### EXTRAIT SOURCE
________
Ce que l’égalisation change vraiment au mastering
Sur le bus master, je me fixe une règle simple : si je dépasse 1 dB sur plusieurs bandes, je m’arrête et je re-vérifie le mix. Un 7 bandes peut redresser une courbe trop sombre, trop épaisse ou trop agressive, mais il ne doit pas réécrire l’équilibre d’un morceau. À ce stade, je cherche des gestes larges et modestes, pas des retouches spectaculaires.
- Grave trop chargé : je teste une légère coupe sur la première ou la deuxième bande basse, jamais un creux massif.
- Bas-médium brouillé : je regarde autour de 200 à 400 Hz, parce que c’est souvent là que le mix s’épaissit sans raison.
- Présence fatigante : une petite atténuation vers 2,5 à 6,3 kHz peut calmer la dureté sans endormir le morceau.
- Mix terne : une retouche très légère vers 16 kHz peut redonner de l’air, à condition que le haut du spectre ne soit pas déjà brillant.
Je compare toujours à une référence à volume perçu égal, sinon le cerveau confond très vite « plus fort » et « meilleur ». Et si le problème apparaît seulement sur un système d’écoute, je me méfie immédiatement de la pièce ou du monitoring avant d’accuser le master. Avec cette discipline, le 7 bandes garde sa valeur : il ne remplace pas le mix, il le met simplement à sa place.
Les erreurs qui ruinent vite un bon réglage
Les mauvais réglages ne viennent pas toujours d’un manque d’oreille ; ils viennent souvent d’une mauvaise méthode. Sur un égaliseur à 7 bandes, les pièges sont assez prévisibles.
________
### TRAVAIL DEMANDÉ
Recopiez à l'identique le passage de l'extrait sur l'égalisation au mastering situé entre « - Grave trop » et « à sa place. », ces deux bornes incluses.

Données de prédiction des boîtes englobantes
________
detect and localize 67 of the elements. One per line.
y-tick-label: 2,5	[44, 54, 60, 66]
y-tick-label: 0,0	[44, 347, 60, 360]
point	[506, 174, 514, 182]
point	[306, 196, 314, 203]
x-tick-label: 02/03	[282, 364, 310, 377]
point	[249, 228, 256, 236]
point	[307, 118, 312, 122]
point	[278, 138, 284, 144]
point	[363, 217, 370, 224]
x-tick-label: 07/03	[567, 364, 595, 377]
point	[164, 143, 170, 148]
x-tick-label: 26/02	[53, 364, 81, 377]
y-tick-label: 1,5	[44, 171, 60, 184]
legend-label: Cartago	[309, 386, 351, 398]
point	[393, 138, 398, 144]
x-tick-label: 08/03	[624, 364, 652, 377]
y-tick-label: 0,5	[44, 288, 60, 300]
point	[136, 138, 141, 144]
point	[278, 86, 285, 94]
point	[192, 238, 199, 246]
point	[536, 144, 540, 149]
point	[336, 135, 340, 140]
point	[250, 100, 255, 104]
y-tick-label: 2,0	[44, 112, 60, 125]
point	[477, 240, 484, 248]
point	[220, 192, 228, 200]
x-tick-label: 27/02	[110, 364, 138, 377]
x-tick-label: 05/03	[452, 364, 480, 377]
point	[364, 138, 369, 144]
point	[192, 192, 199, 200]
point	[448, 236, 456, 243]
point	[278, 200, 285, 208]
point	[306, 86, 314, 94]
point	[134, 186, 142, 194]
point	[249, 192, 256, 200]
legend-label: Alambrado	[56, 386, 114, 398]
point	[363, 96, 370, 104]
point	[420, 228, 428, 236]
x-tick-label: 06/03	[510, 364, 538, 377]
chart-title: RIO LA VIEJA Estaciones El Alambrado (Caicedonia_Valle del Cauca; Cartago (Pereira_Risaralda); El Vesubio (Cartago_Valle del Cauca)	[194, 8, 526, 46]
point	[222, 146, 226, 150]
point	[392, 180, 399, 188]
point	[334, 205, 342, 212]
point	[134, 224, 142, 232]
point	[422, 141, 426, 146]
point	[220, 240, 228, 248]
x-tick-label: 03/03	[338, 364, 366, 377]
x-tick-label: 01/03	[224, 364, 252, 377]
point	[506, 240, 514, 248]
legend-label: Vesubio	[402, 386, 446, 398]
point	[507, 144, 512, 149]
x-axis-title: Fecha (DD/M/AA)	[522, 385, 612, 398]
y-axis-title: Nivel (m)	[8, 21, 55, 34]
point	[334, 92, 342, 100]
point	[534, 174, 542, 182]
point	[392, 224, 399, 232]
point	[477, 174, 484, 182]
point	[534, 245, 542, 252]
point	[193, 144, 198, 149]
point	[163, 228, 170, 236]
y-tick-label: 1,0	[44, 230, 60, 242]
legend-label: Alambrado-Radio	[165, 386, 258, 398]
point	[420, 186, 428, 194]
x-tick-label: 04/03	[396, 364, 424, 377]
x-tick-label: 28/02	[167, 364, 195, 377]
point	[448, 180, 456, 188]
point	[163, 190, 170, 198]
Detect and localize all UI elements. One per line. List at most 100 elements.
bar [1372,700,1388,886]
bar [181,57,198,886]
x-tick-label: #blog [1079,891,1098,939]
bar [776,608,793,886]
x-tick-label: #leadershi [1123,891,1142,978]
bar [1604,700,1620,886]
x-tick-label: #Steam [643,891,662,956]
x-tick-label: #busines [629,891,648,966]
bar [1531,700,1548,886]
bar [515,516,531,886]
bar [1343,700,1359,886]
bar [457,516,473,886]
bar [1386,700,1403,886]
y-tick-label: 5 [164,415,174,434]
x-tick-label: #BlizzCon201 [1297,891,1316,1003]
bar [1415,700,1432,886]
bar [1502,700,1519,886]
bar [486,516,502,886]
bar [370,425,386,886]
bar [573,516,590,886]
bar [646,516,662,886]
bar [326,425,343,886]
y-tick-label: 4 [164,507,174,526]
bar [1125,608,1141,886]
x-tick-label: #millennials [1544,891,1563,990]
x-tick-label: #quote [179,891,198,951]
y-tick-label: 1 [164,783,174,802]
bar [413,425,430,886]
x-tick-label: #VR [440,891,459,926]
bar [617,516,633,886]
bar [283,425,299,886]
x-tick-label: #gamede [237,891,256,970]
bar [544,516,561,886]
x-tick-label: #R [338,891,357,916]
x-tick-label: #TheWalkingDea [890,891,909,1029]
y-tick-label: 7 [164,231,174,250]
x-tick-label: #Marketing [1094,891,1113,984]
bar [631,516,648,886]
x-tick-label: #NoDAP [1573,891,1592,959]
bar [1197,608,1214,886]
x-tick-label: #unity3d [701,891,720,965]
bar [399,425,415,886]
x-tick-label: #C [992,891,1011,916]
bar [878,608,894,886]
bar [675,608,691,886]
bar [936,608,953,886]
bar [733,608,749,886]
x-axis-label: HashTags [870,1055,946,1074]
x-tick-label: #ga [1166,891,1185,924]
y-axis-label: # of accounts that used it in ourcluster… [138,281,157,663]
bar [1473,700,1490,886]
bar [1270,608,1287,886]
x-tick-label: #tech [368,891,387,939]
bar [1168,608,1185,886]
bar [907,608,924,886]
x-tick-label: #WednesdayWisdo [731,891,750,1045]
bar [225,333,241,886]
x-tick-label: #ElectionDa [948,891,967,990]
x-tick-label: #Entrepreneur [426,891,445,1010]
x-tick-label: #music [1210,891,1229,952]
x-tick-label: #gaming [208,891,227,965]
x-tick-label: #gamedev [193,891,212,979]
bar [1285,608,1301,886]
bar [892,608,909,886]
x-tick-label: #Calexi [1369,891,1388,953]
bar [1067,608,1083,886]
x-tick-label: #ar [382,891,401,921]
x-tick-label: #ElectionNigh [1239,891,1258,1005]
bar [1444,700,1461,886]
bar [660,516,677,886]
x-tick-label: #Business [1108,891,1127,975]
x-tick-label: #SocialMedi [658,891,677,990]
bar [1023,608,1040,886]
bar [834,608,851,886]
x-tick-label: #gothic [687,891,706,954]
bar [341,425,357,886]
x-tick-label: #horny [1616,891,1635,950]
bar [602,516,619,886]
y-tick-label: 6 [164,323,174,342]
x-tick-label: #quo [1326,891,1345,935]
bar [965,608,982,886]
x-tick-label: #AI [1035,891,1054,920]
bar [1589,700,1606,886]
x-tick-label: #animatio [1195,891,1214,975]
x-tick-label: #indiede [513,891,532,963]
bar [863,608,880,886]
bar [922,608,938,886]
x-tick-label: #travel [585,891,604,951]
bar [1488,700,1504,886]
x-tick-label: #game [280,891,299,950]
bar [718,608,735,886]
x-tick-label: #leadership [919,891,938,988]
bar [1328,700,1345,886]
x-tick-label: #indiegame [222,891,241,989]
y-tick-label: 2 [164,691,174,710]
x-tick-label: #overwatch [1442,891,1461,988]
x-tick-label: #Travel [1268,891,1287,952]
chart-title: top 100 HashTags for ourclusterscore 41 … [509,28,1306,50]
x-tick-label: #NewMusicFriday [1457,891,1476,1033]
________
### RÉSULTAT OBTENU
- Grave trop chargé : je teste une légère coupe sur la première ou la deuxième bande basse, jamais un creux massif.
- Bas-médium brouillé : je regarde autour de 200 à 400 Hz, parce que c’est souvent là que le mix s’épaissit sans raison.
- Présence fatigante : une petite atténuation vers 2,5 à 6,3 kHz peut calmer la dureté sans endormir le morceau.
- Mix terne : une retouche très légère vers 16 kHz peut redonner de l’air, à condition que le haut du spectre ne soit pas déjà brillant.
Je compare toujours à une référence à volume perçu égal, sinon le cerveau confond très vite « plus fort » et « meilleur ». Et si le problème apparaît seulement sur un système d’écoute, je me méfie immédiatement de la pièce ou du monitoring avant d’accuser le master. Avec cette discipline, le 7 bandes garde sa valeur : il ne remplace pas le mix, il le met simplement à sa place.